■ **Exercise aim**
Repeat the records below exactly as they appear.
begin Data rows
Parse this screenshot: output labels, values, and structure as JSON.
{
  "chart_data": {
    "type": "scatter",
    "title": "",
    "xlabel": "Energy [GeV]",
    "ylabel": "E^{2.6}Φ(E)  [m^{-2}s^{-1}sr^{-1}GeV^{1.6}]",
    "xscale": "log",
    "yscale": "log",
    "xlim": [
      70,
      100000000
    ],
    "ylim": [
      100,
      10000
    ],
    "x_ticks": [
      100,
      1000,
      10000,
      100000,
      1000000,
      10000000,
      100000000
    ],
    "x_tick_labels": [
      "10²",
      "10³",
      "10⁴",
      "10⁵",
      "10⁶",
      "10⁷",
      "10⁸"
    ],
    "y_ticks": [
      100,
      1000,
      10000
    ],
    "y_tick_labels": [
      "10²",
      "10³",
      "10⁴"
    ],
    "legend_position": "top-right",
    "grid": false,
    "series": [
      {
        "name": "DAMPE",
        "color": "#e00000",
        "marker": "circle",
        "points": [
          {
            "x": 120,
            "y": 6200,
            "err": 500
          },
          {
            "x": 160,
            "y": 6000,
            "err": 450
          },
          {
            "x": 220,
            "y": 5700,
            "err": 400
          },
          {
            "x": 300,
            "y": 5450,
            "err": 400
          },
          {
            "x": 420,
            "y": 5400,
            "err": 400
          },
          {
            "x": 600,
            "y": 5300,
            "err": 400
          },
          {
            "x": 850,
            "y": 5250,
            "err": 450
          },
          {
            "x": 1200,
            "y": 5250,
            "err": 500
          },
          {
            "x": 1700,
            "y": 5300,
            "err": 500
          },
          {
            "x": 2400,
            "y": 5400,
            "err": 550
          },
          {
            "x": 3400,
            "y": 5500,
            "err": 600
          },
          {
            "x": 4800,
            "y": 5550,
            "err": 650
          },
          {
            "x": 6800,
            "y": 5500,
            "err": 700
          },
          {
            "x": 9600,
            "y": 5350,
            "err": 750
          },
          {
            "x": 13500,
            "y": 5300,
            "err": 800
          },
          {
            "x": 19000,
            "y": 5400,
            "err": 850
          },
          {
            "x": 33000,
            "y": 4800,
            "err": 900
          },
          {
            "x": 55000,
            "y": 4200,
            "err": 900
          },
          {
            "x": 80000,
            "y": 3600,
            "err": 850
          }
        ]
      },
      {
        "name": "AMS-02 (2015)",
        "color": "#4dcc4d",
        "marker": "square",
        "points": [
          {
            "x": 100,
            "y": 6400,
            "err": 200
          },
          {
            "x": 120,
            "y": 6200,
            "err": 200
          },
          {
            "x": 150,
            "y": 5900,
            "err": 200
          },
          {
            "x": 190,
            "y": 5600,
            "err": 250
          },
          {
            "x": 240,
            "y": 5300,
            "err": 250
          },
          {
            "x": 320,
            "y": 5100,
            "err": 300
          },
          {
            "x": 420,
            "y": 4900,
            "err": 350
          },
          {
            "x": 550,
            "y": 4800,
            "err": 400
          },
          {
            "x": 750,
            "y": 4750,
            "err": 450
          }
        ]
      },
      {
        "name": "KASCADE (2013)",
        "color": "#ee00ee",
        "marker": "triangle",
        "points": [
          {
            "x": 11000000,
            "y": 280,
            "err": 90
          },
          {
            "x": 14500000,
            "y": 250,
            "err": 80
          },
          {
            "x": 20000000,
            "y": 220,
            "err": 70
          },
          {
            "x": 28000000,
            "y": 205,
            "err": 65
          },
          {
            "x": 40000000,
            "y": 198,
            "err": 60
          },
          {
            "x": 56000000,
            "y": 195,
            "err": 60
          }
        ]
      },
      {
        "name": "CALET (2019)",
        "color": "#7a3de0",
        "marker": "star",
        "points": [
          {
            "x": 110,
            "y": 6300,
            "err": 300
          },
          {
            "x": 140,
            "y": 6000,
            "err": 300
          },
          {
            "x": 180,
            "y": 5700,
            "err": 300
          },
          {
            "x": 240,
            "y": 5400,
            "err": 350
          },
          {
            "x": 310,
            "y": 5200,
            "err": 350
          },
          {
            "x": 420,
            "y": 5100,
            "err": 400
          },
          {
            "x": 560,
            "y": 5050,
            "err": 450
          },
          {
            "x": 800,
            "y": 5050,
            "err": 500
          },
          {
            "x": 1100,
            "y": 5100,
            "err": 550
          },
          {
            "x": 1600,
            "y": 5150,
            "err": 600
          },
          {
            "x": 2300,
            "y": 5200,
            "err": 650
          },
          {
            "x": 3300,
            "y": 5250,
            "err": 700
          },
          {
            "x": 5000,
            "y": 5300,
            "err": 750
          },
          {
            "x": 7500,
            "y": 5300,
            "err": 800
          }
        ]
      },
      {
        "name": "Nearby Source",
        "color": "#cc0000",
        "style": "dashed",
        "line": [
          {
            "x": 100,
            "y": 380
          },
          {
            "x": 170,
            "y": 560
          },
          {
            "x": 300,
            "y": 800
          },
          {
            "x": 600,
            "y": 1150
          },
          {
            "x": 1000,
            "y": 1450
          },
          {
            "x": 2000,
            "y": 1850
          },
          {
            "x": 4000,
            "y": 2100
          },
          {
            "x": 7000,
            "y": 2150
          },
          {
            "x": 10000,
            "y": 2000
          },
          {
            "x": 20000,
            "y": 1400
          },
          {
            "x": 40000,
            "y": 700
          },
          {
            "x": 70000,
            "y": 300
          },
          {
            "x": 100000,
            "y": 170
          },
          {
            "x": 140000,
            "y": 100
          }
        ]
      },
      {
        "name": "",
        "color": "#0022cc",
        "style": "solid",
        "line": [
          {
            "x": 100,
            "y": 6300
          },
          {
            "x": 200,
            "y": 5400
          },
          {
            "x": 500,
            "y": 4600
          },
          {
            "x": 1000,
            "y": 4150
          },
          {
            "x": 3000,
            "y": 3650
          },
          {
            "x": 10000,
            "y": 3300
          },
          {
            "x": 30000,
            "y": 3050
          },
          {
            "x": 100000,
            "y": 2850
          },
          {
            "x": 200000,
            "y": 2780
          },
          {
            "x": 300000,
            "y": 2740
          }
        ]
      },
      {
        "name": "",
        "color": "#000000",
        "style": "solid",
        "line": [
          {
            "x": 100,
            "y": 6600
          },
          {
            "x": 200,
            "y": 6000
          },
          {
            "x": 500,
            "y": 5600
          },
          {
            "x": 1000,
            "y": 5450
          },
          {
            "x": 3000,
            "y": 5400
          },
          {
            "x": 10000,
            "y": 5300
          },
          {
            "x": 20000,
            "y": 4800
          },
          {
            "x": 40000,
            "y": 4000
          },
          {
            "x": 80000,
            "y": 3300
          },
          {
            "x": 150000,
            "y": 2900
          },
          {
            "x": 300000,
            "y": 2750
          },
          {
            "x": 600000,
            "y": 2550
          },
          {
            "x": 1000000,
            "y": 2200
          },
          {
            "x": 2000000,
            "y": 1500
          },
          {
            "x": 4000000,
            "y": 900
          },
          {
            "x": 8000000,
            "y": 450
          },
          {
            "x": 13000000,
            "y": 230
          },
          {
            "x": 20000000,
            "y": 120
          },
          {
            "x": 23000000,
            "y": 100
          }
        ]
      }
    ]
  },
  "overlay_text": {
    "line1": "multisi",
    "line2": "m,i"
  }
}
end Data rows
■ **The completed task**
Parse this screenshot: output labels, values, and structure as JSON.
{
  "chart_data": {
    "type": "scatter",
    "title": "",
    "xlabel": "Energy [GeV]",
    "ylabel": "E^{2.6}Φ(E)  [m^{-2}s^{-1}sr^{-1}GeV^{1.6}]",
    "xscale": "log",
    "yscale": "log",
    "xlim": [
      70,
      100000000
    ],
    "ylim": [
      100,
      10000
    ],
    "x_ticks": [
      100,
      1000,
      10000,
      100000,
      1000000,
      10000000,
      100000000
    ],
    "x_tick_labels": [
      "10²",
      "10³",
      "10⁴",
      "10⁵",
      "10⁶",
      "10⁷",
      "10⁸"
    ],
    "y_ticks": [
      100,
      1000,
      10000
    ],
    "y_tick_labels": [
      "10²",
      "10³",
      "10⁴"
    ],
    "legend_position": "top-right",
    "grid": false,
    "series": [
      {
        "name": "DAMPE",
        "color": "#e00000",
        "marker": "circle",
        "points": [
          {
            "x": 120,
            "y": 6200,
            "err": 500
          },
          {
            "x": 160,
            "y": 6000,
            "err": 450
          },
          {
            "x": 220,
            "y": 5700,
            "err": 400
          },
          {
            "x": 300,
            "y": 5450,
            "err": 400
          },
          {
            "x": 420,
            "y": 5400,
            "err": 400
          },
          {
            "x": 600,
            "y": 5300,
            "err": 400
          },
          {
            "x": 850,
            "y": 5250,
            "err": 450
          },
          {
            "x": 1200,
            "y": 5250,
            "err": 500
          },
          {
            "x": 1700,
            "y": 5300,
            "err": 500
          },
          {
            "x": 2400,
            "y": 5400,
            "err": 550
          },
          {
            "x": 3400,
            "y": 5500,
            "err": 600
          },
          {
            "x": 4800,
            "y": 5550,
            "err": 650
          },
          {
            "x": 6800,
            "y": 5500,
            "err": 700
          },
          {
            "x": 9600,
            "y": 5350,
            "err": 750
          },
          {
            "x": 13500,
            "y": 5300,
            "err": 800
          },
          {
            "x": 19000,
            "y": 5400,
            "err": 850
          },
          {
            "x": 33000,
            "y": 4800,
            "err": 900
          },
          {
            "x": 55000,
            "y": 4200,
            "err": 900
          },
          {
            "x": 80000,
            "y": 3600,
            "err": 850
          }
        ]
      },
      {
        "name": "AMS-02 (2015)",
        "color": "#4dcc4d",
        "marker": "square",
        "points": [
          {
            "x": 100,
            "y": 6400,
            "err": 200
          },
          {
            "x": 120,
            "y": 6200,
            "err": 200
          },
          {
            "x": 150,
            "y": 5900,
            "err": 200
          },
          {
            "x": 190,
            "y": 5600,
            "err": 250
          },
          {
            "x": 240,
            "y": 5300,
            "err": 250
          },
          {
            "x": 320,
            "y": 5100,
            "err": 300
          },
          {
            "x": 420,
            "y": 4900,
            "err": 350
          },
          {
            "x": 550,
            "y": 4800,
            "err": 400
          },
          {
            "x": 750,
            "y": 4750,
            "err": 450
          }
        ]
      },
      {
        "name": "KASCADE (2013)",
        "color": "#ee00ee",
        "marker": "triangle",
        "points": [
          {
            "x": 11000000,
            "y": 280,
            "err": 90
          },
          {
            "x": 14500000,
            "y": 250,
            "err": 80
          },
          {
            "x": 20000000,
            "y": 220,
            "err": 70
          },
          {
            "x": 28000000,
            "y": 205,
            "err": 65
          },
          {
            "x": 40000000,
            "y": 198,
            "err": 60
          },
          {
            "x": 56000000,
            "y": 195,
            "err": 60
          }
        ]
      },
      {
        "name": "CALET (2019)",
        "color": "#7a3de0",
        "marker": "star",
        "points": [
          {
            "x": 110,
            "y": 6300,
            "err": 300
          },
          {
            "x": 140,
            "y": 6000,
            "err": 300
          },
          {
            "x": 180,
            "y": 5700,
            "err": 300
          },
          {
            "x": 240,
            "y": 5400,
            "err": 350
          },
          {
            "x": 310,
            "y": 5200,
            "err": 350
          },
          {
            "x": 420,
            "y": 5100,
            "err": 400
          },
          {
            "x": 560,
            "y": 5050,
            "err": 450
          },
          {
            "x": 800,
            "y": 5050,
            "err": 500
          },
          {
            "x": 1100,
            "y": 5100,
            "err": 550
          },
          {
            "x": 1600,
            "y": 5150,
            "err": 600
          },
          {
            "x": 2300,
            "y": 5200,
            "err": 650
          },
          {
            "x": 3300,
            "y": 5250,
            "err": 700
          },
          {
            "x": 5000,
            "y": 5300,
            "err": 750
          },
          {
            "x": 7500,
            "y": 5300,
            "err": 800
          }
        ]
      },
      {
        "name": "Nearby Source",
        "color": "#cc0000",
        "style": "dashed",
        "line": [
          {
            "x": 100,
            "y": 380
          },
          {
            "x": 170,
            "y": 560
          },
          {
            "x": 300,
            "y": 800
          },
          {
            "x": 600,
            "y": 1150
          },
          {
            "x": 1000,
            "y": 1450
          },
          {
            "x": 2000,
            "y": 1850
          },
          {
            "x": 4000,
            "y": 2100
          },
          {
            "x": 7000,
            "y": 2150
          },
          {
            "x": 10000,
            "y": 2000
          },
          {
            "x": 20000,
            "y": 1400
          },
          {
            "x": 40000,
            "y": 700
          },
          {
            "x": 70000,
            "y": 300
          },
          {
            "x": 100000,
            "y": 170
          },
          {
            "x": 140000,
            "y": 100
          }
        ]
      },
      {
        "name": "",
        "color": "#0022cc",
        "style": "solid",
        "line": [
          {
            "x": 100,
            "y": 6300
          },
          {
            "x": 200,
            "y": 5400
          },
          {
            "x": 500,
            "y": 4600
          },
          {
            "x": 1000,
            "y": 4150
          },
          {
            "x": 3000,
            "y": 3650
          },
          {
            "x": 10000,
            "y": 3300
          },
          {
            "x": 30000,
            "y": 3050
          },
          {
            "x": 100000,
            "y": 2850
          },
          {
            "x": 200000,
            "y": 2780
          },
          {
            "x": 300000,
            "y": 2740
          }
        ]
      },
      {
        "name": "",
        "color": "#000000",
        "style": "solid",
        "line": [
          {
            "x": 100,
            "y": 6600
          },
          {
            "x": 200,
            "y": 6000
          },
          {
            "x": 500,
            "y": 5600
          },
          {
            "x": 1000,
            "y": 5450
          },
          {
            "x": 3000,
            "y": 5400
          },
          {
            "x": 10000,
            "y": 5300
          },
          {
            "x": 20000,
            "y": 4800
          },
          {
            "x": 40000,
            "y": 4000
          },
          {
            "x": 80000,
            "y": 3300
          },
          {
            "x": 150000,
            "y": 2900
          },
          {
            "x": 300000,
            "y": 2750
          },
          {
            "x": 600000,
            "y": 2550
          },
          {
            "x": 1000000,
            "y": 2200
          },
          {
            "x": 2000000,
            "y": 1500
          },
          {
            "x": 4000000,
            "y": 900
          },
          {
            "x": 8000000,
            "y": 450
          },
          {
            "x": 13000000,
            "y": 230
          },
          {
            "x": 20000000,
            "y": 120
          },
          {
            "x": 23000000,
            "y": 100
          }
        ]
      }
    ]
  },
  "overlay_text": {
    "line1": "multisi",
    "line2": "m,i"
  }
}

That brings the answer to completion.